» SHORT PROBLEM: Without altering anything, output the material below.

» ROWS:

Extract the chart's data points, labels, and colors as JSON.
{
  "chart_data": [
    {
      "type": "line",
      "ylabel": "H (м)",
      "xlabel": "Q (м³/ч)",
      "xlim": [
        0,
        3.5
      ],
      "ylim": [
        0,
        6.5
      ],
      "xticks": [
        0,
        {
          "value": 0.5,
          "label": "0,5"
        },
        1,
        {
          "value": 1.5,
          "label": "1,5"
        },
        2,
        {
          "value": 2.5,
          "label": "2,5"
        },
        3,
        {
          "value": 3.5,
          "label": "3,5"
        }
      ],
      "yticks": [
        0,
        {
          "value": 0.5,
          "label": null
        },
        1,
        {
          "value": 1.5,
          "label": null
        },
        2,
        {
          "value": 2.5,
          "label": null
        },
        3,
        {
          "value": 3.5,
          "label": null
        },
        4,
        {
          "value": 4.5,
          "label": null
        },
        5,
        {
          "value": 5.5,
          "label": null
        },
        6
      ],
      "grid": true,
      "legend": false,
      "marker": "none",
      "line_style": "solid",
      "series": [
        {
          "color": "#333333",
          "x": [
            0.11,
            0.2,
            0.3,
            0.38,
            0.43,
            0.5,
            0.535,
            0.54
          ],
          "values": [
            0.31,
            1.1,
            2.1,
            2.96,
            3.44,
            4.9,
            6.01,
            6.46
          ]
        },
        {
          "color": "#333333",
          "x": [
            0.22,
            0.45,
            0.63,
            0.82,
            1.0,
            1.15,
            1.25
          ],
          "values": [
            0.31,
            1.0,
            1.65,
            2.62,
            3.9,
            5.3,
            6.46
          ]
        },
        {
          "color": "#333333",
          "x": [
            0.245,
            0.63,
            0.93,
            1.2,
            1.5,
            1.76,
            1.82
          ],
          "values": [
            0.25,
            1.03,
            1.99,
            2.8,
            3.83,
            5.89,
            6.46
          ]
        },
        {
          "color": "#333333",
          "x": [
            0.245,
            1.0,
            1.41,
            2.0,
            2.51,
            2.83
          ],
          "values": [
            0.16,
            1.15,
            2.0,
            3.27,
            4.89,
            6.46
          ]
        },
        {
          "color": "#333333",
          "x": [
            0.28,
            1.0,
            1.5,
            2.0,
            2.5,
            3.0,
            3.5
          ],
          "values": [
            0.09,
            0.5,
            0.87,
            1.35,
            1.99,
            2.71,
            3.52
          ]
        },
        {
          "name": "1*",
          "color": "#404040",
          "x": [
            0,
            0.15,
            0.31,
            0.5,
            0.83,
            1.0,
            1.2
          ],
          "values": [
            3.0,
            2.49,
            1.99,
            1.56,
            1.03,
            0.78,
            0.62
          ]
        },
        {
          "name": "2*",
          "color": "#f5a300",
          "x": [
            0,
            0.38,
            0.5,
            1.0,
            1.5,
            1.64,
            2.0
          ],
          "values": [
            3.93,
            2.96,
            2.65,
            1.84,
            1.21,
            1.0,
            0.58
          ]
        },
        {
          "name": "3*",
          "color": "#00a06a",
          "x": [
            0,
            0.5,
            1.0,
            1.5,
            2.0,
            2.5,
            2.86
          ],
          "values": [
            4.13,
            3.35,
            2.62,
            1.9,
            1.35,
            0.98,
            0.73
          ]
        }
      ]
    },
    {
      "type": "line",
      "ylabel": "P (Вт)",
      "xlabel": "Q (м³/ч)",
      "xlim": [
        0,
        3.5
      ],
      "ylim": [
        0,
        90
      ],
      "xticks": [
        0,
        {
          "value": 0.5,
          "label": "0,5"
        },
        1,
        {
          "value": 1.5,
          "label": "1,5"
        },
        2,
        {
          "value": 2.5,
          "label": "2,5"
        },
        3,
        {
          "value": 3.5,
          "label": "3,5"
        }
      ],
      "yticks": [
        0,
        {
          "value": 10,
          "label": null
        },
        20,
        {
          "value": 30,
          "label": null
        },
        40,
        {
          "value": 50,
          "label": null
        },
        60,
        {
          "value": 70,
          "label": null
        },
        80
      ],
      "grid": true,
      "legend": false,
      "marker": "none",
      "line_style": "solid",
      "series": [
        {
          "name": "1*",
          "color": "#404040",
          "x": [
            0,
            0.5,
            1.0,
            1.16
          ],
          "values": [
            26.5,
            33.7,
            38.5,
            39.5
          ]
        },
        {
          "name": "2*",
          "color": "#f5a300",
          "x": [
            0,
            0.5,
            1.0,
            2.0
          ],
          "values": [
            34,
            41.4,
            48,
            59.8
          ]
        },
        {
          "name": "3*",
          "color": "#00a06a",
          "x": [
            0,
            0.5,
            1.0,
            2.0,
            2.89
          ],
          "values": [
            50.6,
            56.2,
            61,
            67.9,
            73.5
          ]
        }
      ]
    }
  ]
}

» RESULT:
Extract the chart's data points, labels, and colors as JSON.
{
  "chart_data": [
    {
      "type": "line",
      "ylabel": "H (м)",
      "xlabel": "Q (м³/ч)",
      "xlim": [
        0,
        3.5
      ],
      "ylim": [
        0,
        6.5
      ],
      "xticks": [
        0,
        {
          "value": 0.5,
          "label": "0,5"
        },
        1,
        {
          "value": 1.5,
          "label": "1,5"
        },
        2,
        {
          "value": 2.5,
          "label": "2,5"
        },
        3,
        {
          "value": 3.5,
          "label": "3,5"
        }
      ],
      "yticks": [
        0,
        {
          "value": 0.5,
          "label": null
        },
        1,
        {
          "value": 1.5,
          "label": null
        },
        2,
        {
          "value": 2.5,
          "label": null
        },
        3,
        {
          "value": 3.5,
          "label": null
        },
        4,
        {
          "value": 4.5,
          "label": null
        },
        5,
        {
          "value": 5.5,
          "label": null
        },
        6
      ],
      "grid": true,
      "legend": false,
      "marker": "none",
      "line_style": "solid",
      "series": [
        {
          "color": "#333333",
          "x": [
            0.11,
            0.2,
            0.3,
            0.38,
            0.43,
            0.5,
            0.535,
            0.54
          ],
          "values": [
            0.31,
            1.1,
            2.1,
            2.96,
            3.44,
            4.9,
            6.01,
            6.46
          ]
        },
        {
          "color": "#333333",
          "x": [
            0.22,
            0.45,
            0.63,
            0.82,
            1.0,
            1.15,
            1.25
          ],
          "values": [
            0.31,
            1.0,
            1.65,
            2.62,
            3.9,
            5.3,
            6.46
          ]
        },
        {
          "color": "#333333",
          "x": [
            0.245,
            0.63,
            0.93,
            1.2,
            1.5,
            1.76,
            1.82
          ],
          "values": [
            0.25,
            1.03,
            1.99,
            2.8,
            3.83,
            5.89,
            6.46
          ]
        },
        {
          "color": "#333333",
          "x": [
            0.245,
            1.0,
            1.41,
            2.0,
            2.51,
            2.83
          ],
          "values": [
            0.16,
            1.15,
            2.0,
            3.27,
            4.89,
            6.46
          ]
        },
        {
          "color": "#333333",
          "x": [
            0.28,
            1.0,
            1.5,
            2.0,
            2.5,
            3.0,
            3.5
          ],
          "values": [
            0.09,
            0.5,
            0.87,
            1.35,
            1.99,
            2.71,
            3.52
          ]
        },
        {
          "name": "1*",
          "color": "#404040",
          "x": [
            0,
            0.15,
            0.31,
            0.5,
            0.83,
            1.0,
            1.2
          ],
          "values": [
            3.0,
            2.49,
            1.99,
            1.56,
            1.03,
            0.78,
            0.62
          ]
        },
        {
          "name": "2*",
          "color": "#f5a300",
          "x": [
            0,
            0.38,
            0.5,
            1.0,
            1.5,
            1.64,
            2.0
          ],
          "values": [
            3.93,
            2.96,
            2.65,
            1.84,
            1.21,
            1.0,
            0.58
          ]
        },
        {
          "name": "3*",
          "color": "#00a06a",
          "x": [
            0,
            0.5,
            1.0,
            1.5,
            2.0,
            2.5,
            2.86
          ],
          "values": [
            4.13,
            3.35,
            2.62,
            1.9,
            1.35,
            0.98,
            0.73
          ]
        }
      ]
    },
    {
      "type": "line",
      "ylabel": "P (Вт)",
      "xlabel": "Q (м³/ч)",
      "xlim": [
        0,
        3.5
      ],
      "ylim": [
        0,
        90
      ],
      "xticks": [
        0,
        {
          "value": 0.5,
          "label": "0,5"
        },
        1,
        {
          "value": 1.5,
          "label": "1,5"
        },
        2,
        {
          "value": 2.5,
          "label": "2,5"
        },
        3,
        {
          "value": 3.5,
          "label": "3,5"
        }
      ],
      "yticks": [
        0,
        {
          "value": 10,
          "label": null
        },
        20,
        {
          "value": 30,
          "label": null
        },
        40,
        {
          "value": 50,
          "label": null
        },
        60,
        {
          "value": 70,
          "label": null
        },
        80
      ],
      "grid": true,
      "legend": false,
      "marker": "none",
      "line_style": "solid",
      "series": [
        {
          "name": "1*",
          "color": "#404040",
          "x": [
            0,
            0.5,
            1.0,
            1.16
          ],
          "values": [
            26.5,
            33.7,
            38.5,
            39.5
          ]
        },
        {
          "name": "2*",
          "color": "#f5a300",
          "x": [
            0,
            0.5,
            1.0,
            2.0
          ],
          "values": [
            34,
            41.4,
            48,
            59.8
          ]
        },
        {
          "name": "3*",
          "color": "#00a06a",
          "x": [
            0,
            0.5,
            1.0,
            2.0,
            2.89
          ],
          "values": [
            50.6,
            56.2,
            61,
            67.9,
            73.5
          ]
        }
      ]
    }
  ]
}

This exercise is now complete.